(Saved entries)

>> start

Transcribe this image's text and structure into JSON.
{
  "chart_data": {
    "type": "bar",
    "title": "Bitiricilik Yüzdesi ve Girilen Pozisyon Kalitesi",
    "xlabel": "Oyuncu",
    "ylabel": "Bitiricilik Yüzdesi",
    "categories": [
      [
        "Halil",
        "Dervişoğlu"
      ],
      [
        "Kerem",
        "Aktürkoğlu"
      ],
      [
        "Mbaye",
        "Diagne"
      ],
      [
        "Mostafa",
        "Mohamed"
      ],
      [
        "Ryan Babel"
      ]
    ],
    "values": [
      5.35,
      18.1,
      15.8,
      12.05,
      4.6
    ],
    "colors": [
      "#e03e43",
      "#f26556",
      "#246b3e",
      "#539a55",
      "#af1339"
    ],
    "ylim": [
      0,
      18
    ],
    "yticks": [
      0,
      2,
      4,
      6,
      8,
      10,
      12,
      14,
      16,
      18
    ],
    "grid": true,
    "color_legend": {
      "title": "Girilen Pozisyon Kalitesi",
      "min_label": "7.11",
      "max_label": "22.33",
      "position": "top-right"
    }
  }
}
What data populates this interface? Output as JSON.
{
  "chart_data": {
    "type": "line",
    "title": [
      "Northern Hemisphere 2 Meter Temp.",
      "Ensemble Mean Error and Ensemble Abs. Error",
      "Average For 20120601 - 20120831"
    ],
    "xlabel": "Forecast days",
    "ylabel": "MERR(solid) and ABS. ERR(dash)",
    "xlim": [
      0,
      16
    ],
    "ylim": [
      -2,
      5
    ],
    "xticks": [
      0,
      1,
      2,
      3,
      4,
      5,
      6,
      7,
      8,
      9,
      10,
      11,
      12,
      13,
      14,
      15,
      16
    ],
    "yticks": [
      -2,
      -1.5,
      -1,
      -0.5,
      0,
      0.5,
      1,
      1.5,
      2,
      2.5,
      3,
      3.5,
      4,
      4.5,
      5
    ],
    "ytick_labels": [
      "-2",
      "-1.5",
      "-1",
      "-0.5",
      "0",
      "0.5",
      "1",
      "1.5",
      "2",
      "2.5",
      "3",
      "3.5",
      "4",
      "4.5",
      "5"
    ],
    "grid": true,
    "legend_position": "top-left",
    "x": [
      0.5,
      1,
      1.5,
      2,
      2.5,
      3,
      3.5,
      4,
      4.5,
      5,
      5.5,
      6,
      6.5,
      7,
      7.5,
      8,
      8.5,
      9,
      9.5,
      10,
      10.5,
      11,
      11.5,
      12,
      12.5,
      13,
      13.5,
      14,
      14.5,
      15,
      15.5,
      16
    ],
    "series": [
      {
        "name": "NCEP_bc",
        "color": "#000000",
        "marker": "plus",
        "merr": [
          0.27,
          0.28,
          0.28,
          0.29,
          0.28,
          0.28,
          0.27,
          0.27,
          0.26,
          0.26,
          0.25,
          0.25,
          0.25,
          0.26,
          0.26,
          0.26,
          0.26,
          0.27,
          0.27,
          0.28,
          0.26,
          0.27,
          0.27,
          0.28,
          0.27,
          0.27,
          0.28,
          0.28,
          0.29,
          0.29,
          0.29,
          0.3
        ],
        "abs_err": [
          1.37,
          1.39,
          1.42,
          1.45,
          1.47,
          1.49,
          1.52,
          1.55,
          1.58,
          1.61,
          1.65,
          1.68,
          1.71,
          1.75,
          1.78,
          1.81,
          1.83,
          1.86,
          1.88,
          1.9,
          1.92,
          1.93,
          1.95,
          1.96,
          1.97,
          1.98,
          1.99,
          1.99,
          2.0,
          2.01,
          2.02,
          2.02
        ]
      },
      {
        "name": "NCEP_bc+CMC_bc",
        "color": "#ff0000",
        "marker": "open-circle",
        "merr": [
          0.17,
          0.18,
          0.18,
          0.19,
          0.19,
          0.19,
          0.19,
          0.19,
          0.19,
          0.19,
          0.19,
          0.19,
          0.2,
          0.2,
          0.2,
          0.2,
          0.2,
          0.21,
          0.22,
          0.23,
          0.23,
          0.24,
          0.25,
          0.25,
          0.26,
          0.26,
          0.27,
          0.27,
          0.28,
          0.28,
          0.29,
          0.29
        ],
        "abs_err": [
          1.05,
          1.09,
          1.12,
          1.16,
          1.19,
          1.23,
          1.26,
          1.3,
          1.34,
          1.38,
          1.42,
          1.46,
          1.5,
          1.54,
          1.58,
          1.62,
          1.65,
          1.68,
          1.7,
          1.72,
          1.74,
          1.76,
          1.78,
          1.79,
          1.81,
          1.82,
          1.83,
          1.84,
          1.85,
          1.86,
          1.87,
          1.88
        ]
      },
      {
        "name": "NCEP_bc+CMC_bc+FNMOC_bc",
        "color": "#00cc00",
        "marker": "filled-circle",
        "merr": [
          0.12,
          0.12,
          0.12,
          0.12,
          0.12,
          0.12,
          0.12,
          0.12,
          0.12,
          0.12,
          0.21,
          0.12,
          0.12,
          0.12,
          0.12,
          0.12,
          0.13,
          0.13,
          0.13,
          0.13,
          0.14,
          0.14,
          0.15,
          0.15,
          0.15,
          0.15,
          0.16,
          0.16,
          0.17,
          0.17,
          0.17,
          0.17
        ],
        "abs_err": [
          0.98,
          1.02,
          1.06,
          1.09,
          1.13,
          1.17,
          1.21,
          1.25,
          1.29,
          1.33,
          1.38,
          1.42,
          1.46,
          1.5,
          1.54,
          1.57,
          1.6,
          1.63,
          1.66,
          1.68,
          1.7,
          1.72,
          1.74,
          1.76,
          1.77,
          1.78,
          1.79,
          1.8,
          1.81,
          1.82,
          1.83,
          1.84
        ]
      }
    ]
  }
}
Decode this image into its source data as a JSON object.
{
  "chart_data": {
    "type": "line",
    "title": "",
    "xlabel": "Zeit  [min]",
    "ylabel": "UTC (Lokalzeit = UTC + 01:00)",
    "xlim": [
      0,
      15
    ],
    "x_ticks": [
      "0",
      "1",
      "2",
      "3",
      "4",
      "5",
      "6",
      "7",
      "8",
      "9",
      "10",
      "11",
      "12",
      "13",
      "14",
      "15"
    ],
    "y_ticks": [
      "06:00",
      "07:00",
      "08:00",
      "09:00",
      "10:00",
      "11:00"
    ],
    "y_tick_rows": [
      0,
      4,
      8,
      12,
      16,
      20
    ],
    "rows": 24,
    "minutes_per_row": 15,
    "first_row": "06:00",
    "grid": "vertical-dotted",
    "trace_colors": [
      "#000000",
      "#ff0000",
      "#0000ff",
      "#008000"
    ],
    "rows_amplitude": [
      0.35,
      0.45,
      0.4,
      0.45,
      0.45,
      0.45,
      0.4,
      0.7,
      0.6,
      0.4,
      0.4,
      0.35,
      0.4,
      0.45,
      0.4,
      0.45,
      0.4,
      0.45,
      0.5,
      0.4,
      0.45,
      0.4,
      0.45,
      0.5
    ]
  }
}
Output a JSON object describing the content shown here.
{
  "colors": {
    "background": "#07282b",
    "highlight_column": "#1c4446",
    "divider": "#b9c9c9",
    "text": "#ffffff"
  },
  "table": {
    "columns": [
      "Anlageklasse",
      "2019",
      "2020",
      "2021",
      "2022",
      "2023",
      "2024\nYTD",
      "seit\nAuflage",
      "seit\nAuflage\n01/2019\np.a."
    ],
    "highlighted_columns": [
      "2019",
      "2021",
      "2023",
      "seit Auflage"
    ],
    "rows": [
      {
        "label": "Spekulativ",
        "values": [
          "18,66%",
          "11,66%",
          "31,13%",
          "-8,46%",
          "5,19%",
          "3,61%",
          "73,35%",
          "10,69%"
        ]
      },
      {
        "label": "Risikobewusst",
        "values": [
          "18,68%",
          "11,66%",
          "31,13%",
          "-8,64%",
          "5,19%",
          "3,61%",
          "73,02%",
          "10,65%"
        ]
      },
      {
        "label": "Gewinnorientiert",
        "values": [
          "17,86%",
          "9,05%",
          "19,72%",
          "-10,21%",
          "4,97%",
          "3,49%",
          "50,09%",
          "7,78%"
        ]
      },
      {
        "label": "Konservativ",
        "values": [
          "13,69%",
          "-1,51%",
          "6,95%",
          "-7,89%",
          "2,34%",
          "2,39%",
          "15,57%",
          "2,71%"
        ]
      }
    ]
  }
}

>> end

INSTRUCTION =
Of the lines above, copy each that contains "Bitiricilik".

COMPLETED TASK =
    "title": "Bitiricilik Yüzdesi ve Girilen Pozisyon Kalitesi",
    "ylabel": "Bitiricilik Yüzdesi",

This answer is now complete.